··· Material for this exercise

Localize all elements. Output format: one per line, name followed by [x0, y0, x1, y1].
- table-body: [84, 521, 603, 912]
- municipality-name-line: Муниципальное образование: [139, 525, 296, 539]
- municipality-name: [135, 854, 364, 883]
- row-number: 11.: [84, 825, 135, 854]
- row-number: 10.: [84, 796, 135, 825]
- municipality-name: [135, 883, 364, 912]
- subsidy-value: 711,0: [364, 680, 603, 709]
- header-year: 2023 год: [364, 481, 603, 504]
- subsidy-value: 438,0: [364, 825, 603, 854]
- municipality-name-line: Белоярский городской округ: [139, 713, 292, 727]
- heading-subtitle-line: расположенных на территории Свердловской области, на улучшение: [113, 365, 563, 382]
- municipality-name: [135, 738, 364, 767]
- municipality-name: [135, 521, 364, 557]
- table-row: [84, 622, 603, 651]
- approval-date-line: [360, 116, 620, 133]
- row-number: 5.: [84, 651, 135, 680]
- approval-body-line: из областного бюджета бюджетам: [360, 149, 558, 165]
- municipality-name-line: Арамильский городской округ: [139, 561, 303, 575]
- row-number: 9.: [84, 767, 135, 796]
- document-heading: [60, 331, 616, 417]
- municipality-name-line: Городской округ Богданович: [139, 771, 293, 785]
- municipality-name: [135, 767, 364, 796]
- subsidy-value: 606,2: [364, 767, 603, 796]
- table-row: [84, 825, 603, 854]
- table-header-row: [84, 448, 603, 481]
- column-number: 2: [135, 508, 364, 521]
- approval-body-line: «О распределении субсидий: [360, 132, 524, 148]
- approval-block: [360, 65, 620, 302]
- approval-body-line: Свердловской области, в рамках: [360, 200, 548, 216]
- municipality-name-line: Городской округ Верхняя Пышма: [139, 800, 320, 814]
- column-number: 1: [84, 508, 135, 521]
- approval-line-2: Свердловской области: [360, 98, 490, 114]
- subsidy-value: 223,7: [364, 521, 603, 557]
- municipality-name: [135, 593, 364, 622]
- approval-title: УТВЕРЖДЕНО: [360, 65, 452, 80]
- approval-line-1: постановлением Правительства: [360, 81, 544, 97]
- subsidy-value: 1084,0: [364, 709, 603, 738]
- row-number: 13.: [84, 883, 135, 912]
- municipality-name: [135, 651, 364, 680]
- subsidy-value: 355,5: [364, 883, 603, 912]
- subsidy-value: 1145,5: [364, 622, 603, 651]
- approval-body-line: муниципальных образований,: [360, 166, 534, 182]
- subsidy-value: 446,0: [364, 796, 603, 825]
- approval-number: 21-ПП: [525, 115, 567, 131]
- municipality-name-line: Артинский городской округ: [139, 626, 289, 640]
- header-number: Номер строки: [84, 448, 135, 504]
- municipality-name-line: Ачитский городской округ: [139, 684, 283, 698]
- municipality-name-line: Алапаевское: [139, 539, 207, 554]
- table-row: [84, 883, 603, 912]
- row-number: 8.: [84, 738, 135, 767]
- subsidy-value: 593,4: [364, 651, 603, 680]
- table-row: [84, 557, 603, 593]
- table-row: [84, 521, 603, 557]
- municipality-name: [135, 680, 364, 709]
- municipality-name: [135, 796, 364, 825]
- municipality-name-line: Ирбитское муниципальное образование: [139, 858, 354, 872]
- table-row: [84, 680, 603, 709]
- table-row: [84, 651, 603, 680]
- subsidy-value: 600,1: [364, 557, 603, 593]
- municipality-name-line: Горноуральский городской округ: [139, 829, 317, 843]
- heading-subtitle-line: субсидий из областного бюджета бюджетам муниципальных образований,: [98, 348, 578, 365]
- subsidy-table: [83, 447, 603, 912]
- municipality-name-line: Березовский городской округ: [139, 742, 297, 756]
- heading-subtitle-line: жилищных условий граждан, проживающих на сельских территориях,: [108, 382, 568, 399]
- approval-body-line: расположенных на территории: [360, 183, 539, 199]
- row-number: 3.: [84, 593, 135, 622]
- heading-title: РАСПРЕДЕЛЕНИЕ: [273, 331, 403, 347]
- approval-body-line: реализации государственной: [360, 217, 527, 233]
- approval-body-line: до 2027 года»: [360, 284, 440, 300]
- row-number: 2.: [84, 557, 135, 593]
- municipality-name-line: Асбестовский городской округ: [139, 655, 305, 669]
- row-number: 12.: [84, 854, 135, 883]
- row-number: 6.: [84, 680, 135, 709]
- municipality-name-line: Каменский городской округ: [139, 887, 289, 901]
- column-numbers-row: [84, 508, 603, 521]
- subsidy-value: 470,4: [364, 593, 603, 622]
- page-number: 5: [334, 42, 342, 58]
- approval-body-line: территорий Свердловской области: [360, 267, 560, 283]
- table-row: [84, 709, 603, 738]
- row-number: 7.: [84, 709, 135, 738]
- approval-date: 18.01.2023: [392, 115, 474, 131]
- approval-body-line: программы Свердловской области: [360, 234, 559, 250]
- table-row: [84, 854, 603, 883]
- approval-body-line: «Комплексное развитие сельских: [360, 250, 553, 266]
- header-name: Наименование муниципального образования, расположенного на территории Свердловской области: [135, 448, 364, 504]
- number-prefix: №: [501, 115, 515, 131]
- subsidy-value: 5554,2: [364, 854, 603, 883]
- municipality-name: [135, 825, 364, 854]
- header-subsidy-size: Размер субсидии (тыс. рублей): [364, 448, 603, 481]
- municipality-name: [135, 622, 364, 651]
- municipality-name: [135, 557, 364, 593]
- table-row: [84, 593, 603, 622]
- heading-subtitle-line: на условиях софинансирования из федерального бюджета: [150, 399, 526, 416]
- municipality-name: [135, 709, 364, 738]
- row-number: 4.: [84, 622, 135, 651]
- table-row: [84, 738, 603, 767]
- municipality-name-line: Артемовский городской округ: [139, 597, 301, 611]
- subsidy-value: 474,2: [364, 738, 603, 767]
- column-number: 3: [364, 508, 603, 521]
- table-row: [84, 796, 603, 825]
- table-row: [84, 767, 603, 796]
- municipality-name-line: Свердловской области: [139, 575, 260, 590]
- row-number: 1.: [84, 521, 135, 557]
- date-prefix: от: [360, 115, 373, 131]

······

> **Exercise requirements**: Please reproduce the listing with every "subsidy-value" swapped for "subsidy-amount", leaving everything else untouched.

> **Exercise result**:
Localize all elements. Output format: one per line, name followed by [x0, y0, x1, y1].
- table-body: [84, 521, 603, 912]
- municipality-name-line: Муниципальное образование: [139, 525, 296, 539]
- municipality-name: [135, 854, 364, 883]
- row-number: 11.: [84, 825, 135, 854]
- row-number: 10.: [84, 796, 135, 825]
- municipality-name: [135, 883, 364, 912]
- subsidy-amount: 711,0: [364, 680, 603, 709]
- header-year: 2023 год: [364, 481, 603, 504]
- subsidy-amount: 438,0: [364, 825, 603, 854]
- municipality-name-line: Белоярский городской округ: [139, 713, 292, 727]
- heading-subtitle-line: расположенных на территории Свердловской области, на улучшение: [113, 365, 563, 382]
- municipality-name: [135, 738, 364, 767]
- municipality-name: [135, 521, 364, 557]
- table-row: [84, 622, 603, 651]
- approval-date-line: [360, 116, 620, 133]
- row-number: 5.: [84, 651, 135, 680]
- approval-body-line: из областного бюджета бюджетам: [360, 149, 558, 165]
- municipality-name-line: Арамильский городской округ: [139, 561, 303, 575]
- row-number: 9.: [84, 767, 135, 796]
- document-heading: [60, 331, 616, 417]
- municipality-name-line: Городской округ Богданович: [139, 771, 293, 785]
- municipality-name: [135, 767, 364, 796]
- subsidy-amount: 606,2: [364, 767, 603, 796]
- table-row: [84, 825, 603, 854]
- table-header-row: [84, 448, 603, 481]
- column-number: 2: [135, 508, 364, 521]
- approval-body-line: «О распределении субсидий: [360, 132, 524, 148]
- approval-block: [360, 65, 620, 302]
- approval-body-line: Свердловской области, в рамках: [360, 200, 548, 216]
- municipality-name-line: Городской округ Верхняя Пышма: [139, 800, 320, 814]
- column-number: 1: [84, 508, 135, 521]
- approval-line-2: Свердловской области: [360, 98, 490, 114]
- subsidy-amount: 223,7: [364, 521, 603, 557]
- municipality-name: [135, 593, 364, 622]
- approval-title: УТВЕРЖДЕНО: [360, 65, 452, 80]
- approval-line-1: постановлением Правительства: [360, 81, 544, 97]
- subsidy-amount: 1084,0: [364, 709, 603, 738]
- row-number: 13.: [84, 883, 135, 912]
- municipality-name: [135, 651, 364, 680]
- subsidy-amount: 355,5: [364, 883, 603, 912]
- subsidy-amount: 1145,5: [364, 622, 603, 651]
- approval-body-line: муниципальных образований,: [360, 166, 534, 182]
- subsidy-amount: 446,0: [364, 796, 603, 825]
- approval-number: 21-ПП: [525, 115, 567, 131]
- municipality-name-line: Артинский городской округ: [139, 626, 289, 640]
- header-number: Номер строки: [84, 448, 135, 504]
- municipality-name-line: Ачитский городской округ: [139, 684, 283, 698]
- municipality-name-line: Алапаевское: [139, 539, 207, 554]
- table-row: [84, 883, 603, 912]
- row-number: 8.: [84, 738, 135, 767]
- subsidy-amount: 593,4: [364, 651, 603, 680]
- table-row: [84, 557, 603, 593]
- table-row: [84, 521, 603, 557]
- municipality-name: [135, 680, 364, 709]
- municipality-name: [135, 796, 364, 825]
- municipality-name-line: Ирбитское муниципальное образование: [139, 858, 354, 872]
- table-row: [84, 680, 603, 709]
- table-row: [84, 651, 603, 680]
- subsidy-amount: 600,1: [364, 557, 603, 593]
- municipality-name-line: Горноуральский городской округ: [139, 829, 317, 843]
- heading-subtitle-line: субсидий из областного бюджета бюджетам муниципальных образований,: [98, 348, 578, 365]
- subsidy-table: [83, 447, 603, 912]
- municipality-name-line: Березовский городской округ: [139, 742, 297, 756]
- heading-subtitle-line: жилищных условий граждан, проживающих на сельских территориях,: [108, 382, 568, 399]
- approval-body-line: расположенных на территории: [360, 183, 539, 199]
- row-number: 3.: [84, 593, 135, 622]
- heading-title: РАСПРЕДЕЛЕНИЕ: [273, 331, 403, 347]
- approval-body-line: реализации государственной: [360, 217, 527, 233]
- approval-body-line: до 2027 года»: [360, 284, 440, 300]
- row-number: 2.: [84, 557, 135, 593]
- municipality-name-line: Асбестовский городской округ: [139, 655, 305, 669]
- row-number: 12.: [84, 854, 135, 883]
- row-number: 6.: [84, 680, 135, 709]
- municipality-name-line: Каменский городской округ: [139, 887, 289, 901]
- column-numbers-row: [84, 508, 603, 521]
- subsidy-amount: 470,4: [364, 593, 603, 622]
- page-number: 5: [334, 42, 342, 58]
- approval-body-line: территорий Свердловской области: [360, 267, 560, 283]
- table-row: [84, 709, 603, 738]
- row-number: 7.: [84, 709, 135, 738]
- approval-date: 18.01.2023: [392, 115, 474, 131]
- approval-body-line: программы Свердловской области: [360, 234, 559, 250]
- table-row: [84, 854, 603, 883]
- approval-body-line: «Комплексное развитие сельских: [360, 250, 553, 266]
- header-name: Наименование муниципального образования, расположенного на территории Свердловской области: [135, 448, 364, 504]
- number-prefix: №: [501, 115, 515, 131]
- subsidy-amount: 5554,2: [364, 854, 603, 883]
- municipality-name: [135, 825, 364, 854]
- header-subsidy-size: Размер субсидии (тыс. рублей): [364, 448, 603, 481]
- municipality-name: [135, 622, 364, 651]
- municipality-name: [135, 557, 364, 593]
- table-row: [84, 593, 603, 622]
- heading-subtitle-line: на условиях софинансирования из федерального бюджета: [150, 399, 526, 416]
- municipality-name: [135, 709, 364, 738]
- row-number: 4.: [84, 622, 135, 651]
- table-row: [84, 738, 603, 767]
- municipality-name-line: Артемовский городской округ: [139, 597, 301, 611]
- subsidy-amount: 474,2: [364, 738, 603, 767]
- column-number: 3: [364, 508, 603, 521]
- table-row: [84, 796, 603, 825]
- table-row: [84, 767, 603, 796]
- municipality-name-line: Свердловской области: [139, 575, 260, 590]
- row-number: 1.: [84, 521, 135, 557]
- date-prefix: от: [360, 115, 373, 131]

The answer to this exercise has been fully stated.